> [Problem details] Lines from the one containing "What text is on this page?" through the last line of the data are to be repeated word for word, both ends included.

> [Record excerpts]
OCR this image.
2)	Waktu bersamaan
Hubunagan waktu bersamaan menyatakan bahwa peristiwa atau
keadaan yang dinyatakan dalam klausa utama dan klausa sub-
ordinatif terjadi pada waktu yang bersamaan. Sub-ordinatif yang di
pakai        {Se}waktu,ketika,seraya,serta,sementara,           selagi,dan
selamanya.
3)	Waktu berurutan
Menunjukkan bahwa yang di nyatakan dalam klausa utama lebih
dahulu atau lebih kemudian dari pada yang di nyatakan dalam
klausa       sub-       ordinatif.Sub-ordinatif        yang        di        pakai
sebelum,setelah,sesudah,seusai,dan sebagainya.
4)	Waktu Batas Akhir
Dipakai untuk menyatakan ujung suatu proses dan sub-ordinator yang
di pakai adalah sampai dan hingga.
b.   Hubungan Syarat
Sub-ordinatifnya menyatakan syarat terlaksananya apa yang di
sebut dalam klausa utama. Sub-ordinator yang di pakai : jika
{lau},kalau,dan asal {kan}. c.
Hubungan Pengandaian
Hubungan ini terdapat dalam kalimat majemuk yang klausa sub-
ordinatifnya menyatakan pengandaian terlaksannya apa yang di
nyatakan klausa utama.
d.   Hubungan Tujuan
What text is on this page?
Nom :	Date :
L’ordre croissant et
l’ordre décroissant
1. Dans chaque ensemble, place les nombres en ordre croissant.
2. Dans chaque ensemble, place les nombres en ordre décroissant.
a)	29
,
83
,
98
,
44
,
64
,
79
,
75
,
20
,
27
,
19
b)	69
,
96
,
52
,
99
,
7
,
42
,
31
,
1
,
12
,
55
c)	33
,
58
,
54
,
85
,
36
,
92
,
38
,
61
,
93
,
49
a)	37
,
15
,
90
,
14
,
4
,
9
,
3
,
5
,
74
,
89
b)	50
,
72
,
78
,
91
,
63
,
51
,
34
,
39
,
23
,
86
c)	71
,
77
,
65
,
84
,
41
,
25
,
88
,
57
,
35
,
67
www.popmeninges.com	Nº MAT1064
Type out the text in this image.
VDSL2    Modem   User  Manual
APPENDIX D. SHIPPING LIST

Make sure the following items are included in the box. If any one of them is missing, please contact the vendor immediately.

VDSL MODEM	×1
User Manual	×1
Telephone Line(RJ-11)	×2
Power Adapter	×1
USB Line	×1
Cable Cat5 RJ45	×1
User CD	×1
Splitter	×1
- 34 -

> [Finished answer]
What text is on this page?
Nom :	Date :
L’ordre croissant et
l’ordre décroissant
1. Dans chaque ensemble, place les nombres en ordre croissant.
2. Dans chaque ensemble, place les nombres en ordre décroissant.
a)	29
,
83
,
98
,
44
,
64
,
79
,
75
,
20
,
27
,
19
b)	69
,
96
,
52
,
99
,
7
,
42
,
31
,
1
,
12
,
55
c)	33
,
58
,
54
,
85
,
36
,
92
,
38
,
61
,
93
,
49
a)	37
,
15
,
90
,
14
,
4
,
9
,
3
,
5
,
74
,
89
b)	50
,
72
,
78
,
91
,
63
,
51
,
34
,
39
,
23
,
86
c)	71
,
77
,
65
,
84
,
41
,
25
,
88
,
57
,
35
,
67
www.popmeninges.com	Nº MAT1064
Type out the text in this image.
VDSL2    Modem   User  Manual
APPENDIX D. SHIPPING LIST

Make sure the following items are included in the box. If any one of them is missing, please contact the vendor immediately.

VDSL MODEM	×1
User Manual	×1
Telephone Line(RJ-11)	×2
Power Adapter	×1
USB Line	×1
Cable Cat5 RJ45	×1
User CD	×1
Splitter	×1
- 34 -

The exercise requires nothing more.